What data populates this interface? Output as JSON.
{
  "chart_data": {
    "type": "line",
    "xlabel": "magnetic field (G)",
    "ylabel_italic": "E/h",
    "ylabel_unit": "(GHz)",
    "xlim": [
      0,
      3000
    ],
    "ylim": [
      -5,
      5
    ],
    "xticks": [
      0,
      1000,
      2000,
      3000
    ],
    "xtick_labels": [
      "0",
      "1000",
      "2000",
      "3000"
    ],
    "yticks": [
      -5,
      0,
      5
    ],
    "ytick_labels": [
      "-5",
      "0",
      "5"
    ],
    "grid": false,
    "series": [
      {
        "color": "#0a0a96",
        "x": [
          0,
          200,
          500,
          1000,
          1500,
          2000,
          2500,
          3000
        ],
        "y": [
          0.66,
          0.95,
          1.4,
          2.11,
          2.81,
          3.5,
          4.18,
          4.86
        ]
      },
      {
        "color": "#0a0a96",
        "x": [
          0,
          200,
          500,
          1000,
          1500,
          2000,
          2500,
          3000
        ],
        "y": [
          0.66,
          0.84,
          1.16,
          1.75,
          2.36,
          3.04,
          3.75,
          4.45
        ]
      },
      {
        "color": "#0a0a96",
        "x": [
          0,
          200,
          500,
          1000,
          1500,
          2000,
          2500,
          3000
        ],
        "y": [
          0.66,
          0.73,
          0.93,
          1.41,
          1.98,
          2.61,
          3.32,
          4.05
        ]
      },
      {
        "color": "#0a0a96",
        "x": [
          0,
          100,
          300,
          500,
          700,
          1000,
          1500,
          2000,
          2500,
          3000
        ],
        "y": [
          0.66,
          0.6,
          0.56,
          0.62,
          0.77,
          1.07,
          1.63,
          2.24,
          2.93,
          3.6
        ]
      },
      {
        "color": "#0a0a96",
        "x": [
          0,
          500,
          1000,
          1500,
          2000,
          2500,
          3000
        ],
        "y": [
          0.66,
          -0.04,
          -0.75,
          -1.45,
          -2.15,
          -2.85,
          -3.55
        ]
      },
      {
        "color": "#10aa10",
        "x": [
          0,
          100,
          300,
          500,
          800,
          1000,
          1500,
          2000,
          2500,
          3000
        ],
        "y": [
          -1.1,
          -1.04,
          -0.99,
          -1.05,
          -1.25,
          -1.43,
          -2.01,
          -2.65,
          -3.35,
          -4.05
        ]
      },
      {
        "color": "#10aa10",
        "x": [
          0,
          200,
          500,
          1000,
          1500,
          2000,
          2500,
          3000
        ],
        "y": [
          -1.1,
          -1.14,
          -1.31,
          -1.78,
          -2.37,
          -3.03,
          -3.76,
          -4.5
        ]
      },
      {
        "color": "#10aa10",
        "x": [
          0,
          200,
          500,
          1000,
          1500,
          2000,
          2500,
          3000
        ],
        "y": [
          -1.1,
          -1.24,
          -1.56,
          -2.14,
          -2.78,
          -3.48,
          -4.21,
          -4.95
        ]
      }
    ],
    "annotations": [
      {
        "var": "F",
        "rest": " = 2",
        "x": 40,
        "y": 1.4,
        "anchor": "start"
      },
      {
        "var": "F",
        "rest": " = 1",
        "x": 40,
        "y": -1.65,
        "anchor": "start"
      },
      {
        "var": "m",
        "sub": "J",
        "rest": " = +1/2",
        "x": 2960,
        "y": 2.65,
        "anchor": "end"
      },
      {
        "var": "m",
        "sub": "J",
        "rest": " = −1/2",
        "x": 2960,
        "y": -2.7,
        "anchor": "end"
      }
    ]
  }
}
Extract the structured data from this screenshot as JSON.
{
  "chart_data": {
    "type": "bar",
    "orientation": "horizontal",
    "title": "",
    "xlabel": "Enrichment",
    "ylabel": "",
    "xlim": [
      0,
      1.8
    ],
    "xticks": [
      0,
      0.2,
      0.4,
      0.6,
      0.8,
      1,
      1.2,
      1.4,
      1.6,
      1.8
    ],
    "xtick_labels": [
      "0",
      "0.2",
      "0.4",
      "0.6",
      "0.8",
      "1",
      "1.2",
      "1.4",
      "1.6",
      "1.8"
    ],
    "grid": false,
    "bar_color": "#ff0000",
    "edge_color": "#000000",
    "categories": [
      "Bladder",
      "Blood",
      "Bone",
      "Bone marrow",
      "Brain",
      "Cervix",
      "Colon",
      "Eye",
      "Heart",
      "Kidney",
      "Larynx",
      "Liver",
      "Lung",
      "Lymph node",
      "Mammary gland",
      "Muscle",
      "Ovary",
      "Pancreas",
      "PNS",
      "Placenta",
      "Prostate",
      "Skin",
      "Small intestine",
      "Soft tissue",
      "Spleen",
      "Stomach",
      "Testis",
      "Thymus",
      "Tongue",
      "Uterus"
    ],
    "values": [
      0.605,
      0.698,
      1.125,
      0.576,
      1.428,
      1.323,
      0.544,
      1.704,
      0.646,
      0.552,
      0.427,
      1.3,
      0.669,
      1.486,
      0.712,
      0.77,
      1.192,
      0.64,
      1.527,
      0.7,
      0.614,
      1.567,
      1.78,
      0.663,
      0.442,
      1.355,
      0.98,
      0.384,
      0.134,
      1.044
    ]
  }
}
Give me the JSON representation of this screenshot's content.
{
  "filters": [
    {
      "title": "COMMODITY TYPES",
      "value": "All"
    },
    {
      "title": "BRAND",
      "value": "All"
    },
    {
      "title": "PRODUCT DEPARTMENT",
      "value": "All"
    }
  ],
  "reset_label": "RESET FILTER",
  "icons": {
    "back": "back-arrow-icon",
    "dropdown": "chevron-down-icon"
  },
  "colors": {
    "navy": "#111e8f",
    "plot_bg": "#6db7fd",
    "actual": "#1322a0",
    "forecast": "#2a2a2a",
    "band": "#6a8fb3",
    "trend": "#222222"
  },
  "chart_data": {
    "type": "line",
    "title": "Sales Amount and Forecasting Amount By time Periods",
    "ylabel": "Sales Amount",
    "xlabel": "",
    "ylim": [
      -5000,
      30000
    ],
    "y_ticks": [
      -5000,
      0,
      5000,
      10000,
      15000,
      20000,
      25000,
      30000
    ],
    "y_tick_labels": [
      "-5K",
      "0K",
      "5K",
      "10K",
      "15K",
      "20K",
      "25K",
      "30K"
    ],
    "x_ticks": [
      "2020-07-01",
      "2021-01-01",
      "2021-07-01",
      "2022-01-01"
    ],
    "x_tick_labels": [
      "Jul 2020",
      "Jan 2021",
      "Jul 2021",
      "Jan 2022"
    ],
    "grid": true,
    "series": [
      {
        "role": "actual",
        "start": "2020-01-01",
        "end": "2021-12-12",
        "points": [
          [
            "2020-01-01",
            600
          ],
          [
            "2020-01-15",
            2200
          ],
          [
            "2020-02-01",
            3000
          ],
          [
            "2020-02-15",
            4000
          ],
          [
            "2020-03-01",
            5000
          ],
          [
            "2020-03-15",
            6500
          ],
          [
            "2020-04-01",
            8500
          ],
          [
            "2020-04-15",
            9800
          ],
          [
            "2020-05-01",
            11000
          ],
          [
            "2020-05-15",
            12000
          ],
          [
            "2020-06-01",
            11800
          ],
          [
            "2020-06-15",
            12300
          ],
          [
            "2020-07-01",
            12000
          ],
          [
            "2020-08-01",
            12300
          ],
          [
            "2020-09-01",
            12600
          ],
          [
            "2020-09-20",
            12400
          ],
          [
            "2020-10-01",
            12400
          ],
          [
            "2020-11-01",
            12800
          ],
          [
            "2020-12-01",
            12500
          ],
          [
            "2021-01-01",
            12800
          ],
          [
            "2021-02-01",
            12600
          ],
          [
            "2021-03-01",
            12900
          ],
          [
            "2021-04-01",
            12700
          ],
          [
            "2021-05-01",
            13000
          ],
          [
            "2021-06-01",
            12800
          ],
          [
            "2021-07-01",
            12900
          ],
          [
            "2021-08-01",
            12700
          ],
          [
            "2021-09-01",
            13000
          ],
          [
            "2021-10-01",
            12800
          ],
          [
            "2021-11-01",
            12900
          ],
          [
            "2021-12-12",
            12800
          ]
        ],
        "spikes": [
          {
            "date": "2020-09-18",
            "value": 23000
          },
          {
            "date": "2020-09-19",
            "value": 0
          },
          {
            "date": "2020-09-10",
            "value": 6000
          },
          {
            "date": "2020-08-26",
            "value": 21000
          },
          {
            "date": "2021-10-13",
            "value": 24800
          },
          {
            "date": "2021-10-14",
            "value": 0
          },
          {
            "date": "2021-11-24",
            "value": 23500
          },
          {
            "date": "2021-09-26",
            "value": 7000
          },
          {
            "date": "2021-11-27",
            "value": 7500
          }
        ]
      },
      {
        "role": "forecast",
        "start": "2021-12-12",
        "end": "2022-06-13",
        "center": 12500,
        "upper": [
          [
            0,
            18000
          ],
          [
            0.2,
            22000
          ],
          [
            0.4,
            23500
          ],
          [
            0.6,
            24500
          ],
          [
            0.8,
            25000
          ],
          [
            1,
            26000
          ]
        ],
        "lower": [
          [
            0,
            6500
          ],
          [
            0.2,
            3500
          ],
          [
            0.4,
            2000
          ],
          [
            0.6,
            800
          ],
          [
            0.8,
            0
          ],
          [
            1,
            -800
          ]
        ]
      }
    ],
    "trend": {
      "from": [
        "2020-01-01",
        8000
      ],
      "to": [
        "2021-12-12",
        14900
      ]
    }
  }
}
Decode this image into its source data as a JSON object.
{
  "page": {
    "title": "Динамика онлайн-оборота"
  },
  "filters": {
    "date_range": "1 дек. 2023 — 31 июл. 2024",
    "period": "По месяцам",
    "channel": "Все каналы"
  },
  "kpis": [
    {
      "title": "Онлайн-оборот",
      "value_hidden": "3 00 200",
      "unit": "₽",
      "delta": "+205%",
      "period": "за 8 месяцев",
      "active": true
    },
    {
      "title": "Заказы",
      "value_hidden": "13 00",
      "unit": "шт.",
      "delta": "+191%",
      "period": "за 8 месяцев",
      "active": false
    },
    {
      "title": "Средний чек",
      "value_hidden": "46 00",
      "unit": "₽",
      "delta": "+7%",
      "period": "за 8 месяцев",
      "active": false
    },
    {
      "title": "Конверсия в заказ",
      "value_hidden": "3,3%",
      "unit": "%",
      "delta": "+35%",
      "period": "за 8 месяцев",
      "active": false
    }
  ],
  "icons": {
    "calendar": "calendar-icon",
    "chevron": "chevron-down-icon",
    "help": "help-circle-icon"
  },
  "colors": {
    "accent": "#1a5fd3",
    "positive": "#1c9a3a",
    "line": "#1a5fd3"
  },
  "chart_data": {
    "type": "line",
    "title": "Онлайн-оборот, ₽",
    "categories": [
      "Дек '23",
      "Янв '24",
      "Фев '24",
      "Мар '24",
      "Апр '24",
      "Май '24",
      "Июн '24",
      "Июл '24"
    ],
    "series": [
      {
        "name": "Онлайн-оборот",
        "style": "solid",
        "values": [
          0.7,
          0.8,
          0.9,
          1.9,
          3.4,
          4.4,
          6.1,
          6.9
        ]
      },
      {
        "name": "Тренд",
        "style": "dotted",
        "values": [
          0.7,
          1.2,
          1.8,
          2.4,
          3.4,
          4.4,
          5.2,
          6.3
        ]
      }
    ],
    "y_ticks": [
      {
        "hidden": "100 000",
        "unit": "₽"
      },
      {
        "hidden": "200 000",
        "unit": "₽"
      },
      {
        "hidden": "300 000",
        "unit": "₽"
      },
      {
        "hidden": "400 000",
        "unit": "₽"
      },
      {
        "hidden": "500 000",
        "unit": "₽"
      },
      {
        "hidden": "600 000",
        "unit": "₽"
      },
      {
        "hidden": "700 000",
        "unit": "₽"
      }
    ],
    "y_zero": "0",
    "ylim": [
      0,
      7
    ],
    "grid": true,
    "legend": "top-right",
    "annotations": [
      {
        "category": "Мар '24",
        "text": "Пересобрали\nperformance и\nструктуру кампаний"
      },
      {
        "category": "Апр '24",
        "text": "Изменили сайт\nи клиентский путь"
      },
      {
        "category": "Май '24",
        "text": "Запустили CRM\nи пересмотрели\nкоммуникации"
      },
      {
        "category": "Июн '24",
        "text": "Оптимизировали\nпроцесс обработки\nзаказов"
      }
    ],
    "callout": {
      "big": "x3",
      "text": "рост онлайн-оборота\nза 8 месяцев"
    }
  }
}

§ **What is required**
Identify and extract each line of the listing that contains "title".

§ **Problem solution**
    "title": "",
      "title": "COMMODITY TYPES",
      "title": "BRAND",
      "title": "PRODUCT DEPARTMENT",
    "title": "Sales Amount and Forecasting Amount By time Periods",
    "title": "Динамика онлайн-оборота"
      "title": "Онлайн-оборот",
      "title": "Заказы",
      "title": "Средний чек",
      "title": "Конверсия в заказ",
    "title": "Онлайн-оборот, ₽",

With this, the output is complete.